Stored data >>

....

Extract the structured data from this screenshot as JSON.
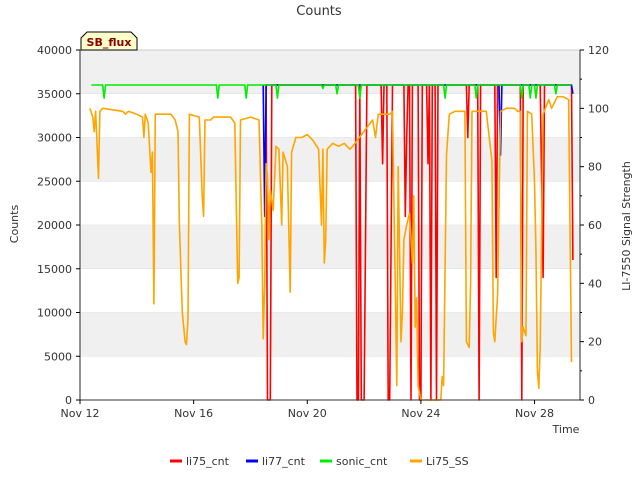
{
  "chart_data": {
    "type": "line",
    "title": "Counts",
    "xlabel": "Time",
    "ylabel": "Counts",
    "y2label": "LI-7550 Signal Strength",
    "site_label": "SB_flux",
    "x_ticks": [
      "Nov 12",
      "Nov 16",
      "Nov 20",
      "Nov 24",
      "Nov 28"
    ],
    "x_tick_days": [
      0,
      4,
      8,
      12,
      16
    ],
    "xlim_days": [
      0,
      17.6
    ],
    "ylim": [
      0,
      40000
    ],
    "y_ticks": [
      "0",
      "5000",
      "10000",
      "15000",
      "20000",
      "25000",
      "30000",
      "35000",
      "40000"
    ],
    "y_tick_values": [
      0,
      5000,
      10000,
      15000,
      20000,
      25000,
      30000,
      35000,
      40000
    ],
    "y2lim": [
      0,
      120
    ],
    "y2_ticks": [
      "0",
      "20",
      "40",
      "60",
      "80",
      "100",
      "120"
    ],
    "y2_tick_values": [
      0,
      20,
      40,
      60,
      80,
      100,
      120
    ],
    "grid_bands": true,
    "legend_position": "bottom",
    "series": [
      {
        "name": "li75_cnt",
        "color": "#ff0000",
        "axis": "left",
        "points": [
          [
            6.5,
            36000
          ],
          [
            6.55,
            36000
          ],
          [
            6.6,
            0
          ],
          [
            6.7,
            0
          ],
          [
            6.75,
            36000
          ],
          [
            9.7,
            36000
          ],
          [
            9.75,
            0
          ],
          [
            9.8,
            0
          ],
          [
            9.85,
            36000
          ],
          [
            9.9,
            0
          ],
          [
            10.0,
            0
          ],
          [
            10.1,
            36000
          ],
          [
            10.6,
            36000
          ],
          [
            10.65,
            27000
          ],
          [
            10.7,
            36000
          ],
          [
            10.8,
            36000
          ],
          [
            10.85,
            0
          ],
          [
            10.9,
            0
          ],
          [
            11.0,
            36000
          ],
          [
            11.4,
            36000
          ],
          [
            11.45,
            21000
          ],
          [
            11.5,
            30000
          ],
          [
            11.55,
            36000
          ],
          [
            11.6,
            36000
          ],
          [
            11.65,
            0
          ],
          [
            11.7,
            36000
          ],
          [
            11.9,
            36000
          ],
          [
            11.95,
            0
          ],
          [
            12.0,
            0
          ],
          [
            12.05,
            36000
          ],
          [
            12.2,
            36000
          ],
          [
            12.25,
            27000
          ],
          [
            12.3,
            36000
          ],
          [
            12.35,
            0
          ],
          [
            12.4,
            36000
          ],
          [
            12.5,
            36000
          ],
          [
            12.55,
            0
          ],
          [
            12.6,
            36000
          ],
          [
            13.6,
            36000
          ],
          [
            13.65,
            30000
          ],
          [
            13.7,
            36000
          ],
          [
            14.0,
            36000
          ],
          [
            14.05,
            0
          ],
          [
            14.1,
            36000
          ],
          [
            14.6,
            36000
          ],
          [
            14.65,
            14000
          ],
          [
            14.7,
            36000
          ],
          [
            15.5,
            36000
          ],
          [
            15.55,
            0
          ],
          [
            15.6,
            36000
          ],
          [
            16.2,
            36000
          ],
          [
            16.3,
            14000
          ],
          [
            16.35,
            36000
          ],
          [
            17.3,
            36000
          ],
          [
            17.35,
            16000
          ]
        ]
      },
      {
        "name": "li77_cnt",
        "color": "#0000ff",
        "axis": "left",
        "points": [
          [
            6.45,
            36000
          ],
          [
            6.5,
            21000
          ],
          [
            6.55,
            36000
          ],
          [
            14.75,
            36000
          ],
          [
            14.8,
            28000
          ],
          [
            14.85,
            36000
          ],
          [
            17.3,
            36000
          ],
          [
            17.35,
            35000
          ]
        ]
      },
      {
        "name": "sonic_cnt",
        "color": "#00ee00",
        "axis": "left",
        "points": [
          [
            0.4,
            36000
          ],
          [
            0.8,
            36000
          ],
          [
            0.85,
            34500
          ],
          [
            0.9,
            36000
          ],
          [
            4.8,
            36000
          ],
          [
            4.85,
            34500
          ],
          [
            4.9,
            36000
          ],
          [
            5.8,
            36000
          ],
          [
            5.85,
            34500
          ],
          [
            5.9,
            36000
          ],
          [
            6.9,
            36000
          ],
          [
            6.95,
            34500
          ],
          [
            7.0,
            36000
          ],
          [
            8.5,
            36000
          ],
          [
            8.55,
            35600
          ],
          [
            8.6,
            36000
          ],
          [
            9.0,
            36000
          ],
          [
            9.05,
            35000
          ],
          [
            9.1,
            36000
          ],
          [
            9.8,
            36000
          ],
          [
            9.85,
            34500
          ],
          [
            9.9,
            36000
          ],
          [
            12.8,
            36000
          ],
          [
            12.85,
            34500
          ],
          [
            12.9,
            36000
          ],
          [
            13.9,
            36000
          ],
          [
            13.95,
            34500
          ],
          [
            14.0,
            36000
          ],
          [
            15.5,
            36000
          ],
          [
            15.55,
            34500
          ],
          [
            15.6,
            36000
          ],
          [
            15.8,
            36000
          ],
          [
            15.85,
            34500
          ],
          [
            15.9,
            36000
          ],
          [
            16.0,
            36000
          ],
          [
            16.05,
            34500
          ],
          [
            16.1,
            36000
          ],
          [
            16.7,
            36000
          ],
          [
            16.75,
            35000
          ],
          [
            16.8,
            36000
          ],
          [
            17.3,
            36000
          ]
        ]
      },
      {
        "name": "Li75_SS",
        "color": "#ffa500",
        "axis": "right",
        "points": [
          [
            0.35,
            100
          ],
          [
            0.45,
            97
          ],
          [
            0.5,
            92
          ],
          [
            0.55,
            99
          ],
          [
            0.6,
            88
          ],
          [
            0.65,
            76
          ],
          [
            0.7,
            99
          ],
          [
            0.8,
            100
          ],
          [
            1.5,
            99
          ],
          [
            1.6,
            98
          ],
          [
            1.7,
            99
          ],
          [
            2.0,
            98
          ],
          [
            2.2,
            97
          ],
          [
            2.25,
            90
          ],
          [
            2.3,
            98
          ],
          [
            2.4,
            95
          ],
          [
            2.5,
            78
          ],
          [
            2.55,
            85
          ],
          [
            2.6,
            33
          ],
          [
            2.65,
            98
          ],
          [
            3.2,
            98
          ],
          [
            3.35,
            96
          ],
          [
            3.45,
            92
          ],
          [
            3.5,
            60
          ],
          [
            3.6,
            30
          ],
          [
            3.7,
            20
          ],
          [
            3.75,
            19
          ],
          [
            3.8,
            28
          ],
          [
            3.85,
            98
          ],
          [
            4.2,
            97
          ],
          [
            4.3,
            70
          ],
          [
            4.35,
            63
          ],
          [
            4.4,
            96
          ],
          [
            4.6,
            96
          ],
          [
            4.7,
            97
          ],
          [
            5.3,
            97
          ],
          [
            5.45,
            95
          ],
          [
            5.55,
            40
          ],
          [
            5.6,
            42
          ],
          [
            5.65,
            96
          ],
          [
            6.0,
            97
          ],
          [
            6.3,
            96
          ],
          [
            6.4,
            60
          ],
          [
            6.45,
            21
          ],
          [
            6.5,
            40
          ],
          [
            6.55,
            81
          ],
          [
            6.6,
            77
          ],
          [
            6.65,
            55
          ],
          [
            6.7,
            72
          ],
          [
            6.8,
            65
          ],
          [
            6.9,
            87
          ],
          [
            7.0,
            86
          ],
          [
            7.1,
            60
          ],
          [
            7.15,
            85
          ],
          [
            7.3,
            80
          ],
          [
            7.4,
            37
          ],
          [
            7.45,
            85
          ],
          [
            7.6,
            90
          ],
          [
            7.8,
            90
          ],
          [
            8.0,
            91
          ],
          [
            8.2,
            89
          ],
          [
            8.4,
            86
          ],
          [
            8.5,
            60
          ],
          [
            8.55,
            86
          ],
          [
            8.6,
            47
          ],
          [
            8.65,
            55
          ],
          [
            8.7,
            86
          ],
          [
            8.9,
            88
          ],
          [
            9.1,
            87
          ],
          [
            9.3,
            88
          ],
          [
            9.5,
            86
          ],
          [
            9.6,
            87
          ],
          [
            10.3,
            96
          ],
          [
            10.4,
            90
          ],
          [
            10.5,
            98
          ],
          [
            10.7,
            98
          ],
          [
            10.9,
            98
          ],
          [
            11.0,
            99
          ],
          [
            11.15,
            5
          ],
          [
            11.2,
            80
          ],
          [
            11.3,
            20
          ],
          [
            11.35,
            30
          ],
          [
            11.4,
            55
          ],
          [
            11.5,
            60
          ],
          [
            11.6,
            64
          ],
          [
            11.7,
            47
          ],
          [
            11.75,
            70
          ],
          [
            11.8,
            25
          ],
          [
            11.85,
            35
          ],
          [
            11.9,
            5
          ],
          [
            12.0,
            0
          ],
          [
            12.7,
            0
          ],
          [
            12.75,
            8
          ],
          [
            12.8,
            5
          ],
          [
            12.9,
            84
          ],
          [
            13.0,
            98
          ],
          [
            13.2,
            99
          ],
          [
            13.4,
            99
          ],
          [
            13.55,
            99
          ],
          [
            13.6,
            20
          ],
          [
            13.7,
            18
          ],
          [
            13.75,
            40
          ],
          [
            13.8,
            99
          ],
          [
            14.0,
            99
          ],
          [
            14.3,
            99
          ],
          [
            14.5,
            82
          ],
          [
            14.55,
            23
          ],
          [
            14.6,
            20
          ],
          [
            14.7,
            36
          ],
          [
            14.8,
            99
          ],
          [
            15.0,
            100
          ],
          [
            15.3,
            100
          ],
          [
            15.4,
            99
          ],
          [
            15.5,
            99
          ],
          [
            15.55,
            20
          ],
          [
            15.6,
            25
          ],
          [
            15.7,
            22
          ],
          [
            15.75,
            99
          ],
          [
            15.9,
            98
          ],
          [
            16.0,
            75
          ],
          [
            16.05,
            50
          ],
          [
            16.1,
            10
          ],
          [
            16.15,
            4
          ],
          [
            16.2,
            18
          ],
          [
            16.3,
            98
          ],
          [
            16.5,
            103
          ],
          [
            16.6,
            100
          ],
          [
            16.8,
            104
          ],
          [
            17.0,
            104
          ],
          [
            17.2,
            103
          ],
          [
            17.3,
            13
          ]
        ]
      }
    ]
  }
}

....

Required work >>
Find all lines where the word "name" appears. Copy them.

Written answer >>
        "name": "li75_cnt",
        "name": "li77_cnt",
        "name": "sonic_cnt",
        "name": "Li75_SS",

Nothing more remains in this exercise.